#### INPUT FOR THIS TASK

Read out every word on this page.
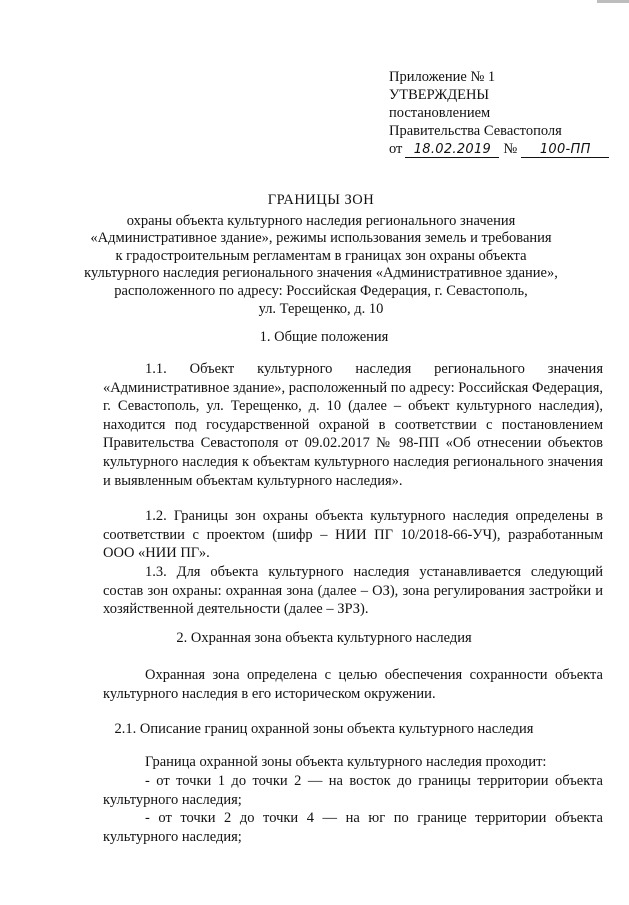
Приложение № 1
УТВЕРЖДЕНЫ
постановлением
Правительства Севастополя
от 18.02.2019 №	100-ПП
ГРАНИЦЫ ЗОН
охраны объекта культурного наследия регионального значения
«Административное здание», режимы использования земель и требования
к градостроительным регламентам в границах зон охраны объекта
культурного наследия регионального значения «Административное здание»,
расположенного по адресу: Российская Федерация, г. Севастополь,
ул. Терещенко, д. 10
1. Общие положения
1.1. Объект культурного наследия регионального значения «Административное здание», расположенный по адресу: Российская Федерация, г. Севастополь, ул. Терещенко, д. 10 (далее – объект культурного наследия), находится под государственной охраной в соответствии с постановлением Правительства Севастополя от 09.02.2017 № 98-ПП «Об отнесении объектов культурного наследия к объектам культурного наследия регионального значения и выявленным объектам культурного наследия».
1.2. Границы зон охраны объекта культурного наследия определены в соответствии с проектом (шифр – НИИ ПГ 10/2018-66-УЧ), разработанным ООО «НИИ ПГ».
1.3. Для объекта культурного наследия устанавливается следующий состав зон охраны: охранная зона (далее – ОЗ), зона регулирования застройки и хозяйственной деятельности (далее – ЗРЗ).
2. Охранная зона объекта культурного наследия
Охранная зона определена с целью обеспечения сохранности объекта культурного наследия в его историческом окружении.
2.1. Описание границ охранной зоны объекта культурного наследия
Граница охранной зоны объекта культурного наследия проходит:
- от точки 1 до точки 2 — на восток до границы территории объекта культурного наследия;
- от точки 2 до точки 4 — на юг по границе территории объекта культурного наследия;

#### PROBLEM TO SOLVE
In the listing above, locate each line with "Административное" and copy it.

#### OUTPUT OF THE EXERCISE
«Административное здание», режимы использования земель и требования
культурного наследия регионального значения «Административное здание»,
1.1. Объект культурного наследия регионального значения «Административное здание», расположенный по адресу: Российская Федерация, г. Севастополь, ул. Терещенко, д. 10 (далее – объект культурного наследия), находится под государственной охраной в соответствии с постановлением Правительства Севастополя от 09.02.2017 № 98-ПП «Об отнесении объектов культурного наследия к объектам культурного наследия регионального значения и выявленным объектам культурного наследия».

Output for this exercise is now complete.